======== Provided records ========
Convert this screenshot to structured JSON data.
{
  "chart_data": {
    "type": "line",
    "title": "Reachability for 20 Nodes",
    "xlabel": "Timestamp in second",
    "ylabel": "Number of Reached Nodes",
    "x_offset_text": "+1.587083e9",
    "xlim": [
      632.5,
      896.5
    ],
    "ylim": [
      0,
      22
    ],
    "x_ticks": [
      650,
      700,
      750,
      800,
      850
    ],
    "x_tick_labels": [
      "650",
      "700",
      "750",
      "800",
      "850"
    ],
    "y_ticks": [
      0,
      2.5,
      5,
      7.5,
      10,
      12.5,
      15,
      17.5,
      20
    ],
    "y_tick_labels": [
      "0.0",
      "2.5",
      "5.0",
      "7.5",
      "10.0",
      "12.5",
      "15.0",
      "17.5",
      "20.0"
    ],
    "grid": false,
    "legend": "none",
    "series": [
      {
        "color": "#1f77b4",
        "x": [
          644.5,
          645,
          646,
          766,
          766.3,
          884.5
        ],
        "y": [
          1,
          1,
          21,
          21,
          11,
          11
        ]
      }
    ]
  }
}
========
» **Exercise description**
Write out the material from the first line to the last, exactly.

» **Finished exercise**
Convert this screenshot to structured JSON data.
{
  "chart_data": {
    "type": "line",
    "title": "Reachability for 20 Nodes",
    "xlabel": "Timestamp in second",
    "ylabel": "Number of Reached Nodes",
    "x_offset_text": "+1.587083e9",
    "xlim": [
      632.5,
      896.5
    ],
    "ylim": [
      0,
      22
    ],
    "x_ticks": [
      650,
      700,
      750,
      800,
      850
    ],
    "x_tick_labels": [
      "650",
      "700",
      "750",
      "800",
      "850"
    ],
    "y_ticks": [
      0,
      2.5,
      5,
      7.5,
      10,
      12.5,
      15,
      17.5,
      20
    ],
    "y_tick_labels": [
      "0.0",
      "2.5",
      "5.0",
      "7.5",
      "10.0",
      "12.5",
      "15.0",
      "17.5",
      "20.0"
    ],
    "grid": false,
    "legend": "none",
    "series": [
      {
        "color": "#1f77b4",
        "x": [
          644.5,
          645,
          646,
          766,
          766.3,
          884.5
        ],
        "y": [
          1,
          1,
          21,
          21,
          11,
          11
        ]
      }
    ]
  }
}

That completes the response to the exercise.